DATA PROVIDED:
▽
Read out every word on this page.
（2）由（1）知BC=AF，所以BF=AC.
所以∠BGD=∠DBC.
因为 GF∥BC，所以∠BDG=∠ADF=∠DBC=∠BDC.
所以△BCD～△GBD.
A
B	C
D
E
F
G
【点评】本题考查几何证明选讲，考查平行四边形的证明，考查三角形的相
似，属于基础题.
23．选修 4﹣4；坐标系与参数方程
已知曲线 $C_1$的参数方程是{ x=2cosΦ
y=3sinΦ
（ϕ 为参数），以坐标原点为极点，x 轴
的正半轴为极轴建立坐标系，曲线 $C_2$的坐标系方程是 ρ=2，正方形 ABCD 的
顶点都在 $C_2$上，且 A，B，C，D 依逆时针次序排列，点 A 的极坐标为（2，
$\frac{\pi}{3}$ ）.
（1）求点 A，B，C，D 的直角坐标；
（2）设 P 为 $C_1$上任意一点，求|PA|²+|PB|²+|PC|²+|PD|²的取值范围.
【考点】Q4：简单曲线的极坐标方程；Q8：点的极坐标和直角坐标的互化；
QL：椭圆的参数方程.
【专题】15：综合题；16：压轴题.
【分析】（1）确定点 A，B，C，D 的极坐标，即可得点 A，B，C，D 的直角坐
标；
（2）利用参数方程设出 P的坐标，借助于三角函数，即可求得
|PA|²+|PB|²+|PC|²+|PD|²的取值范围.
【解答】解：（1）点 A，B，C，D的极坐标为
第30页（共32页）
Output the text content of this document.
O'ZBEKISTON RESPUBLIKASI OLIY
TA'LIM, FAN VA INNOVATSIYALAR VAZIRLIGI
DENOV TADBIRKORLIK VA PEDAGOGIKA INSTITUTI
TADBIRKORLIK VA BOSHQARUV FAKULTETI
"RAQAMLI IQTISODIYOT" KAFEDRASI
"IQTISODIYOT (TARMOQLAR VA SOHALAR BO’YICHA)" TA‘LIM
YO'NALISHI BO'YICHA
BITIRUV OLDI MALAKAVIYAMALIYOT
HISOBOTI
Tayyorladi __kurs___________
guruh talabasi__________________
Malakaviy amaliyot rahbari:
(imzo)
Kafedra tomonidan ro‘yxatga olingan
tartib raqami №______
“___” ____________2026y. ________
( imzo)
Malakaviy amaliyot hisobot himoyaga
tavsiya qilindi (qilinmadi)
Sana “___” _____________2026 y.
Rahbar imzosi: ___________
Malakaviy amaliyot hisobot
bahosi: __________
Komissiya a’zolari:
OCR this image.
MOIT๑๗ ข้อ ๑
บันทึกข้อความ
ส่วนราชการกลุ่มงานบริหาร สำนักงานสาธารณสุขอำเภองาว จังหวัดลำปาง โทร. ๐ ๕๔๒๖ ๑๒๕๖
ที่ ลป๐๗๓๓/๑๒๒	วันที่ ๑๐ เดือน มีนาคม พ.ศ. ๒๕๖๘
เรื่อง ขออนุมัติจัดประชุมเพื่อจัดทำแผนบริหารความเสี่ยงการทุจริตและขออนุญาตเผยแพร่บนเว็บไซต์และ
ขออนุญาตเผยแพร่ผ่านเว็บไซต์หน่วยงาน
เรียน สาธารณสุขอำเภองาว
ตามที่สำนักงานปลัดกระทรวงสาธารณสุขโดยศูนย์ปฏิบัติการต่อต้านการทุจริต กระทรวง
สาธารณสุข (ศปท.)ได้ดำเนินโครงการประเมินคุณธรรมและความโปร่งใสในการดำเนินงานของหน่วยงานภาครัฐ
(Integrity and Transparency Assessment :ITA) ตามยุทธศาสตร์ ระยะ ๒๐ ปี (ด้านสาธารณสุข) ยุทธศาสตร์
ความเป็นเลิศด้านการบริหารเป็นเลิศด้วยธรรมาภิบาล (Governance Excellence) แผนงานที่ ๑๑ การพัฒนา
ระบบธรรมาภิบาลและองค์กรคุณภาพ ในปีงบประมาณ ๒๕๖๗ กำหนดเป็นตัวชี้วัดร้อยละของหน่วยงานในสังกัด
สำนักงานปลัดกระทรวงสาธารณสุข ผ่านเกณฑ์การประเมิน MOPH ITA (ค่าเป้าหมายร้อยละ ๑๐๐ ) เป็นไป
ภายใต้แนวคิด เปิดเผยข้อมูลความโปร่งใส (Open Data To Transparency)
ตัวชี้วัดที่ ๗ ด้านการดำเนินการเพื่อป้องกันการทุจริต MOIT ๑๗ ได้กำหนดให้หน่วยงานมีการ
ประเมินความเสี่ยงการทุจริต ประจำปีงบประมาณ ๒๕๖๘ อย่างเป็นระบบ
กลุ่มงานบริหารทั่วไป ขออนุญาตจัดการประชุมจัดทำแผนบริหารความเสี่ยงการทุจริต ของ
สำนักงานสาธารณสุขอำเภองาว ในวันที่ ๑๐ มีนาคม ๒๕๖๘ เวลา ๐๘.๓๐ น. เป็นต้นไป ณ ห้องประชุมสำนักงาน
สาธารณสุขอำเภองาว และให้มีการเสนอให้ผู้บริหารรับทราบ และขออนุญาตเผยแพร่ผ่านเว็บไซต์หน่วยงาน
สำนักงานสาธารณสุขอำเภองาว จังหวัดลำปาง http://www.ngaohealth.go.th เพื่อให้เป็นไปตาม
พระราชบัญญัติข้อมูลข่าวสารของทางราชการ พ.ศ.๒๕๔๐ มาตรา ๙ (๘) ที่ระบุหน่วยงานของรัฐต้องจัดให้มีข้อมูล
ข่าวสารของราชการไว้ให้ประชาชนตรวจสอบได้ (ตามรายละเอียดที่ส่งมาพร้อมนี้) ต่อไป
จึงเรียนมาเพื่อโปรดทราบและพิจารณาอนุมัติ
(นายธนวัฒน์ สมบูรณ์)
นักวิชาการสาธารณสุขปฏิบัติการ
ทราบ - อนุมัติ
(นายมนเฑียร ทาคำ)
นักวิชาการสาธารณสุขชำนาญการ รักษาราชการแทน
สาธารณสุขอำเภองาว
△
YOUR GOAL:
From the entries above, list each line with "านเว" in it.

EXERCISE SOLUTION:
ขออนุญาตเผยแพร่ผ่านเว็บไซต์หน่วยงาน
สาธารณสุขอำเภองาว และให้มีการเสนอให้ผู้บริหารรับทราบ และขออนุญาตเผยแพร่ผ่านเว็บไซต์หน่วยงาน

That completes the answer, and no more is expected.